_WHAT YOU WILL DO_
Find the string "this" in the listing and report every line that has it.

--- --- ---

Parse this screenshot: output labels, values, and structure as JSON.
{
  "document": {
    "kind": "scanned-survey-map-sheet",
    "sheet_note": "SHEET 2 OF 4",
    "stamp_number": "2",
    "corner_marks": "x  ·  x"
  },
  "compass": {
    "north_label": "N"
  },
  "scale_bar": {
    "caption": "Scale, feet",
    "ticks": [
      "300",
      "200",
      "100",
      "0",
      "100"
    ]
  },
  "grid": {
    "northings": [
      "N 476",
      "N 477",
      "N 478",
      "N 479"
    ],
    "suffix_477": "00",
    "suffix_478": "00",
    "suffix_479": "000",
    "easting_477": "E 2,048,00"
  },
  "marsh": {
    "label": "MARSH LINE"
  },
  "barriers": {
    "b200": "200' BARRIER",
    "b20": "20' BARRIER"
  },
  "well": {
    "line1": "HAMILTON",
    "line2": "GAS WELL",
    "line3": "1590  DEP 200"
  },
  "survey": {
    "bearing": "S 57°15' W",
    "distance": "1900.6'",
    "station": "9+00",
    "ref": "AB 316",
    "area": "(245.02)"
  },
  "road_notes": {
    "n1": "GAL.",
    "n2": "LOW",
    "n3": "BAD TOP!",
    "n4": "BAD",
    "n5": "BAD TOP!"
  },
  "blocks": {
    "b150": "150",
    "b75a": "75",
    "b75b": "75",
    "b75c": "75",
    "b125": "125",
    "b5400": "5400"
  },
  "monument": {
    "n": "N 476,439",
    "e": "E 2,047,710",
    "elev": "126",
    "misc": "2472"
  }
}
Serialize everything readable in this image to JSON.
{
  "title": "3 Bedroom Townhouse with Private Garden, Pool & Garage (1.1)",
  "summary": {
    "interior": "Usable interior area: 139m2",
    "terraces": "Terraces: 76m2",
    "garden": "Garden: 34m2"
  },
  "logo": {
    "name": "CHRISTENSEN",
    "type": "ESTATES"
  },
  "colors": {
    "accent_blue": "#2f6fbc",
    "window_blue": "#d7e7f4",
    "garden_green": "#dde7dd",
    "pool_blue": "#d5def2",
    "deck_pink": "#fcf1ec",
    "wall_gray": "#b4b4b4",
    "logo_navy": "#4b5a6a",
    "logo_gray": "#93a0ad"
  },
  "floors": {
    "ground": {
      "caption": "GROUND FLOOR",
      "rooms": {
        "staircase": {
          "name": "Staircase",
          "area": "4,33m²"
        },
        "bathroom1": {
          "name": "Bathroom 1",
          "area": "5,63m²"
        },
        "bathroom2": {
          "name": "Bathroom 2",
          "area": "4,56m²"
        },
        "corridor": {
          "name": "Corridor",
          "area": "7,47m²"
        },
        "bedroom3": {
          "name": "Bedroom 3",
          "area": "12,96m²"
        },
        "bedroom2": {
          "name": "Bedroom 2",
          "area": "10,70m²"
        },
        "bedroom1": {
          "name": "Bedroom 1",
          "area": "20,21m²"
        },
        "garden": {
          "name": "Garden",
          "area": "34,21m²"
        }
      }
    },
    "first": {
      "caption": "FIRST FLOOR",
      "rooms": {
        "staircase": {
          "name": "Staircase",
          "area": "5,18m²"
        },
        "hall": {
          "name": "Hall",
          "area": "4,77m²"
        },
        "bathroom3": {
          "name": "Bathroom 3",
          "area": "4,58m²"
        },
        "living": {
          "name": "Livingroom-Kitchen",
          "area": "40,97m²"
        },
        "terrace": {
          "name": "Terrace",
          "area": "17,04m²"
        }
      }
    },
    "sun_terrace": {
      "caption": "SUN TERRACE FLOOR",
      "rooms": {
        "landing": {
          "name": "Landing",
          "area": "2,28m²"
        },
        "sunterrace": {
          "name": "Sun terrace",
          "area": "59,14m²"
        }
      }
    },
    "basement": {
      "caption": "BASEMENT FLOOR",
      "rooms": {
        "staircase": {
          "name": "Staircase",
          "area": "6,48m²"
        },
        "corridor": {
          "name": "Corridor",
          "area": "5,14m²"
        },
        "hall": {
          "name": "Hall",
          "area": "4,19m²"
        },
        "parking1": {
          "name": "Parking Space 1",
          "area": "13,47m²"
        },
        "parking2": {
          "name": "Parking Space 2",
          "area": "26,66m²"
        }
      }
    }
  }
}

--- --- ---

_TASK RESPONSE_
Parse this screenshot: output labels, values, and structure as JSON.
Serialize everything readable in this image to JSON.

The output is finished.